>> BEGIN Given entries
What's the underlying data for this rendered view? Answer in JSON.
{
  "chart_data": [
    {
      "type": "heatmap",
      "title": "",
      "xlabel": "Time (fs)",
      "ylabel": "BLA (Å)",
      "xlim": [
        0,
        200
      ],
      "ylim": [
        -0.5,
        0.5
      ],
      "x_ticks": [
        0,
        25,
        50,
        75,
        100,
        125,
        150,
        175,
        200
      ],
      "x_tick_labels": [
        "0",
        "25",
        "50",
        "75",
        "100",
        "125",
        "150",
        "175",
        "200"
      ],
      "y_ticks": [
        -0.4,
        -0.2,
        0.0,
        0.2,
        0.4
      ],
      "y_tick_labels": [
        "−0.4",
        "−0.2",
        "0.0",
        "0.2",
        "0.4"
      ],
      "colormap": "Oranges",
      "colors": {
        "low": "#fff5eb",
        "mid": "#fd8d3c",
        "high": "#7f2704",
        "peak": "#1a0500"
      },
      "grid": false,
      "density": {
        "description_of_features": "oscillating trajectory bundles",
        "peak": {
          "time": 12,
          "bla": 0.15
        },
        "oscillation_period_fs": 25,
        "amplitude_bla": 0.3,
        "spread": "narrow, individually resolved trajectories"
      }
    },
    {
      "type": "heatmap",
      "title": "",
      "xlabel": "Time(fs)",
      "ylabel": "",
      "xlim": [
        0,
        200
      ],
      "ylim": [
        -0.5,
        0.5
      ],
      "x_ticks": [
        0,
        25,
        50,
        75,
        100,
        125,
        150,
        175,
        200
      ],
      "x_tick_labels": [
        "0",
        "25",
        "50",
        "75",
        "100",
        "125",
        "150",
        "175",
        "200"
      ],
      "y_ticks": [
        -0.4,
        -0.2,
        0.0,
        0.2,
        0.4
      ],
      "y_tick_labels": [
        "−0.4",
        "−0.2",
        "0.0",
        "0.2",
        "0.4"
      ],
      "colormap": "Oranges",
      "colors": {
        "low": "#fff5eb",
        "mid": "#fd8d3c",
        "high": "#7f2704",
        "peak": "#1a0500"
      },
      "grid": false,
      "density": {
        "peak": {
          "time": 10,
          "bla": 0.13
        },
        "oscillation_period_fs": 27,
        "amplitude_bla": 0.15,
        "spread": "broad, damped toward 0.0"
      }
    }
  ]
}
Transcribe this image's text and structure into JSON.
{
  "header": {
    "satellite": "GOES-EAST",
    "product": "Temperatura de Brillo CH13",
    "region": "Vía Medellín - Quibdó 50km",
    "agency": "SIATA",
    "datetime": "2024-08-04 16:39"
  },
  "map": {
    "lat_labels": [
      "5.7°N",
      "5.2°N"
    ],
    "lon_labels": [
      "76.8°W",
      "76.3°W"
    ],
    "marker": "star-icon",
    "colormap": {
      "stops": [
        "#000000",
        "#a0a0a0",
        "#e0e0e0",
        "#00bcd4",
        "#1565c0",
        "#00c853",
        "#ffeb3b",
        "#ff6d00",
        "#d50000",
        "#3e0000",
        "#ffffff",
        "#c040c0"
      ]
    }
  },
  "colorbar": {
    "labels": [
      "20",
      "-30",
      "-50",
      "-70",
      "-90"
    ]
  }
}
>> END Given entries
■ **Directions**: Keep only the lines from the one containing "Transcribe this image's" to the end of the entries, and repeat them exactly.

■ **Response to this task**:
Transcribe this image's text and structure into JSON.
{
  "header": {
    "satellite": "GOES-EAST",
    "product": "Temperatura de Brillo CH13",
    "region": "Vía Medellín - Quibdó 50km",
    "agency": "SIATA",
    "datetime": "2024-08-04 16:39"
  },
  "map": {
    "lat_labels": [
      "5.7°N",
      "5.2°N"
    ],
    "lon_labels": [
      "76.8°W",
      "76.3°W"
    ],
    "marker": "star-icon",
    "colormap": {
      "stops": [
        "#000000",
        "#a0a0a0",
        "#e0e0e0",
        "#00bcd4",
        "#1565c0",
        "#00c853",
        "#ffeb3b",
        "#ff6d00",
        "#d50000",
        "#3e0000",
        "#ffffff",
        "#c040c0"
      ]
    }
  },
  "colorbar": {
    "labels": [
      "20",
      "-30",
      "-50",
      "-70",
      "-90"
    ]
  }
}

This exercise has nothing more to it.